━━ Data excerpts ━━

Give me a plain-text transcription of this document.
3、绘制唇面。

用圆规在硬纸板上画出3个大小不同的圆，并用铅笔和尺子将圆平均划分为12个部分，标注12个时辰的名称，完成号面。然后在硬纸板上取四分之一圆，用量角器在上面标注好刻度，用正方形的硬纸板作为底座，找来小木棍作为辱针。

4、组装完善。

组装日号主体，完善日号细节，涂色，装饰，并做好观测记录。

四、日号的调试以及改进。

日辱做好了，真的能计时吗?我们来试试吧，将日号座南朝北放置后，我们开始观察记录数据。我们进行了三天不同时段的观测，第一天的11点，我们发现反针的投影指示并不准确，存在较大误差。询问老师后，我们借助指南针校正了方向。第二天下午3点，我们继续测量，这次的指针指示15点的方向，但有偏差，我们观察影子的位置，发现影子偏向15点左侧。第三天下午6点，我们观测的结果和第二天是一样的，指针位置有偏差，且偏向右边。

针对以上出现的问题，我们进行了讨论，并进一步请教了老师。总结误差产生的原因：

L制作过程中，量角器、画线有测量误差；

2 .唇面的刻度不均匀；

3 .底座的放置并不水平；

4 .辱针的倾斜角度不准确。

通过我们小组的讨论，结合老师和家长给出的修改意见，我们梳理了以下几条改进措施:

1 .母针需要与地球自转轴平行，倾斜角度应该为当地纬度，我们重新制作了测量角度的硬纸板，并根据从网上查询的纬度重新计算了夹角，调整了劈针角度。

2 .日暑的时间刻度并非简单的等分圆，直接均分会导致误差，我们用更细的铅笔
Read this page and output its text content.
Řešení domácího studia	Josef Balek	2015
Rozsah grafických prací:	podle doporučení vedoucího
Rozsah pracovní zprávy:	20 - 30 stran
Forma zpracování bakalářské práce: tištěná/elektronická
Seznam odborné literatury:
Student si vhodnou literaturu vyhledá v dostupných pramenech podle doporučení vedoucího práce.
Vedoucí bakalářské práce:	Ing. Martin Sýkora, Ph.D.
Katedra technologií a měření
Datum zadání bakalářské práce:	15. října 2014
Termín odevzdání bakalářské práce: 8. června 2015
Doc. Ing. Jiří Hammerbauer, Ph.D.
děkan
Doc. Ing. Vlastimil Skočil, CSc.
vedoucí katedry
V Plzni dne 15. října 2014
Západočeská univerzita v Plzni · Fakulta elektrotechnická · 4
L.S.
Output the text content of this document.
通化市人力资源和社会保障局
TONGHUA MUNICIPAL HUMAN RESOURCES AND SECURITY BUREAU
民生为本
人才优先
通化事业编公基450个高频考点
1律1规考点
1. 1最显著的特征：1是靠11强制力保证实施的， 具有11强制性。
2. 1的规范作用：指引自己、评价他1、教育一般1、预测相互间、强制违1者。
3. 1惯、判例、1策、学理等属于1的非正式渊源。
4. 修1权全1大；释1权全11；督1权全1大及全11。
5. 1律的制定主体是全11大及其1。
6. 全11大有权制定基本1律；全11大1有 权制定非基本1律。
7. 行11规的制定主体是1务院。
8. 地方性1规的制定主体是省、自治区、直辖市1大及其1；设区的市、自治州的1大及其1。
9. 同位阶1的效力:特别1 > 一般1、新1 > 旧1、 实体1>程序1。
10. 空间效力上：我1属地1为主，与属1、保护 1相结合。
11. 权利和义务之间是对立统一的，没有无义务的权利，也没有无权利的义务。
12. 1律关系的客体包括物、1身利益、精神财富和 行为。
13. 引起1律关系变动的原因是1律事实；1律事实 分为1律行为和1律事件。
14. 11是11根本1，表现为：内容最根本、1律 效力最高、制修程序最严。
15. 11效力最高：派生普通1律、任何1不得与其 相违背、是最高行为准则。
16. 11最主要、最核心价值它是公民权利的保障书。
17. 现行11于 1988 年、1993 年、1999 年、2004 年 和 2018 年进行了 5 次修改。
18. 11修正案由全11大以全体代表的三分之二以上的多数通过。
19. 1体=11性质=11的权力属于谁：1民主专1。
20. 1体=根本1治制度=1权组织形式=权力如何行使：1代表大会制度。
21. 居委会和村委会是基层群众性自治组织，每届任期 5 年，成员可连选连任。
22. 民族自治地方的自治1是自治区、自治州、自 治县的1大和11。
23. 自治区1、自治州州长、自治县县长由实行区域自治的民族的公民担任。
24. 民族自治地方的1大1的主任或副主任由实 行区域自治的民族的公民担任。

━━━

Short problem: Search the data above for the string "podle" and copy each line that has it.

Reply to the task:
Rozsah grafických prací:	podle doporučení vedoucího
Student si vhodnou literaturu vyhledá v dostupných pramenech podle doporučení vedoucího práce.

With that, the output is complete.